> **TEXT SEGMENT**
- - - - -
Abstract

Calcium (Ca2+) is a universal signalling molecule involved in many aspects of cellular function. The majority of intracellular Ca2+ is stored in the endoplasmic reticulum and once Ca2+ is released from the endoplasmic reticulum, specific plasma membrane Ca2+ channels are activated, resulting in increased intracellular Ca2+. In the lumen of the endoplasmic reticulum, Ca2+ is buffered by Ca2+ binding chaperones such as calreticulin. Calreticulin-deficiency is lethal in utero due to impaired cardiac development and in the absence of calreticulin, Ca2+ storage capacity within the endoplasmic reticulum and inositol 1,4,5-trisphosphate (InsP3) receptor mediated Ca2+ release from the endoplasmic reticulum are compromised. Over-expression of constitutively active calcineurin in the heart rescues calreticulin-deficient mice from embryonic lethality. This observation indicates that calreticulin is a key upstream regulator of calcineurin in Ca2+-signalling pathways and highlights the importance of the endoplasmic reticulum and endoplasmic reticulum-dependent Ca2+ homeostasis for cellular commitment and tissue development during organogenesis. Furthermore, Ca2+ handling by the endoplasmic reticulum has profound effects on cell sensitivity to apoptosis. Signalling between calreticulin in the lumen of the endoplasmic reticulum and calcineurin in the cytoplasm may play a role in the modulation of cell sensitivity to apoptosis and the regulation of Ca2+-dependent apoptotic pathways.
- - - - -
(Document structure recognition data)
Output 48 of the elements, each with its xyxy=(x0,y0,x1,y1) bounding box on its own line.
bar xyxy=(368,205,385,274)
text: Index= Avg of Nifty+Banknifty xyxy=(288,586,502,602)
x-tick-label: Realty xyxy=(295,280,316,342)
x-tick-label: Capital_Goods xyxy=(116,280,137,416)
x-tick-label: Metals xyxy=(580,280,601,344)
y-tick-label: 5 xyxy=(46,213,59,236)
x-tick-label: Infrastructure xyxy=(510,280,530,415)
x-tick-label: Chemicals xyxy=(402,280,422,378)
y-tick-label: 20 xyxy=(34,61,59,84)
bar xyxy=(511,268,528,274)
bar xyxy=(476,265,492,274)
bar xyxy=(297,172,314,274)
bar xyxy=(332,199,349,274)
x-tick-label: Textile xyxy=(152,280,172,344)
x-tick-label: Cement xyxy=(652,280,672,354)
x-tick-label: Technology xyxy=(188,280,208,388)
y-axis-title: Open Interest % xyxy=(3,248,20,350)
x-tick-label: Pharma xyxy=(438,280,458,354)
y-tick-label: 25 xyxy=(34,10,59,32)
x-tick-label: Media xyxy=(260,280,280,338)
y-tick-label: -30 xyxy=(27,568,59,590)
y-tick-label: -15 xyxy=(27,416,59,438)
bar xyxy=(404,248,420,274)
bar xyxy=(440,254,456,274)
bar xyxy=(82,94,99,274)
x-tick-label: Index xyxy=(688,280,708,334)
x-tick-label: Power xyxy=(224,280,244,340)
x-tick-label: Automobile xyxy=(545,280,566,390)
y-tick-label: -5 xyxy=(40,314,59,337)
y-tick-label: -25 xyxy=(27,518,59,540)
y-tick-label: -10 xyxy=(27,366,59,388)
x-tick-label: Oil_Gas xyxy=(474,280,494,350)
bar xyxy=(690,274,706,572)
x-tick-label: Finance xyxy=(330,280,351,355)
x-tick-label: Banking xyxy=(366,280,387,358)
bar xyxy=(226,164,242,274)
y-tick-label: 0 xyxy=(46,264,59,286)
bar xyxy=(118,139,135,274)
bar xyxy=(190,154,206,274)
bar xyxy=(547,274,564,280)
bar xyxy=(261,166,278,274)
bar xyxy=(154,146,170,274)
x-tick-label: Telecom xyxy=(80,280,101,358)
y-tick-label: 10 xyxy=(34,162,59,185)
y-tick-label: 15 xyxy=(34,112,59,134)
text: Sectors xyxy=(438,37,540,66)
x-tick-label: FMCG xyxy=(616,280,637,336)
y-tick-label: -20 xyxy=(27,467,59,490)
- - - - -
> **WORK ITEM**
According to the abstract, what rescues calreticulin-deficient mice from embryonic lethality? The records have no connection to the abstract.

> **PROBLEM SOLUTION**
Over-expression of constitutively active calcineurin in the heart.